▶ GIVEN PROBLEM: Pick out the lines below that include the string "grid".

▶ Lines of data:

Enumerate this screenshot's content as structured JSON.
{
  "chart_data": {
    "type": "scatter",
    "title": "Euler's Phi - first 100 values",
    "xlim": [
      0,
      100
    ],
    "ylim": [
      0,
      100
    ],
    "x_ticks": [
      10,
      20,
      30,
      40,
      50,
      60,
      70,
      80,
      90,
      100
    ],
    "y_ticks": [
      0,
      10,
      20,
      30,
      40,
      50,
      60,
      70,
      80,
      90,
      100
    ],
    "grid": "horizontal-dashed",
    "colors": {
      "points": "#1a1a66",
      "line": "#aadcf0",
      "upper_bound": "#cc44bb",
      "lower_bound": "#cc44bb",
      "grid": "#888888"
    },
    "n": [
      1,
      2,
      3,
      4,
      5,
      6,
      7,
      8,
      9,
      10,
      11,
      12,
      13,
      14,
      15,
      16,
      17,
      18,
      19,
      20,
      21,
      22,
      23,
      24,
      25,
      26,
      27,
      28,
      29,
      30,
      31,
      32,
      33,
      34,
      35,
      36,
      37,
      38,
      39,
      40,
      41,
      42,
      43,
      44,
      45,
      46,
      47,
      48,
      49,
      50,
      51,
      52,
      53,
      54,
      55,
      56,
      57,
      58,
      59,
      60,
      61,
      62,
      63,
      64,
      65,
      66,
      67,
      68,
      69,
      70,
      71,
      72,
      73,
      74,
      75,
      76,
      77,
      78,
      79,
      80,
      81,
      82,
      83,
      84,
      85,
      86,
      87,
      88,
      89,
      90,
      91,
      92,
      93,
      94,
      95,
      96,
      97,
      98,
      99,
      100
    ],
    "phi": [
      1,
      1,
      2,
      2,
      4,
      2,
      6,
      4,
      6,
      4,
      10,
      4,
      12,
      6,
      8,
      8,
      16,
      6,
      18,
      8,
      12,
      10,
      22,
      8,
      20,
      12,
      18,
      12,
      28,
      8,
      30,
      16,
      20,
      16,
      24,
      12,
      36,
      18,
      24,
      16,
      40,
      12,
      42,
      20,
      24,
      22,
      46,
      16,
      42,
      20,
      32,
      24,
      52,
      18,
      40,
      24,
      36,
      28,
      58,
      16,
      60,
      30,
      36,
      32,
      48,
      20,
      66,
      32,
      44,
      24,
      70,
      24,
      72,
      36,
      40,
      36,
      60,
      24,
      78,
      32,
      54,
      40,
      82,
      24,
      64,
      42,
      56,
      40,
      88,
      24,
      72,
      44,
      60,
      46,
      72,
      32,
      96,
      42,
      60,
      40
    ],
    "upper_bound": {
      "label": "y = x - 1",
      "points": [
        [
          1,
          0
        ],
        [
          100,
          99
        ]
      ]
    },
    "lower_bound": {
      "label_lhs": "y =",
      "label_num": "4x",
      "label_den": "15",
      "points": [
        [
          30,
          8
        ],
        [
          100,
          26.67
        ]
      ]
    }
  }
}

▶ ANSWER TO THE PROBLEM:
    "grid": "horizontal-dashed",
      "grid": "#888888"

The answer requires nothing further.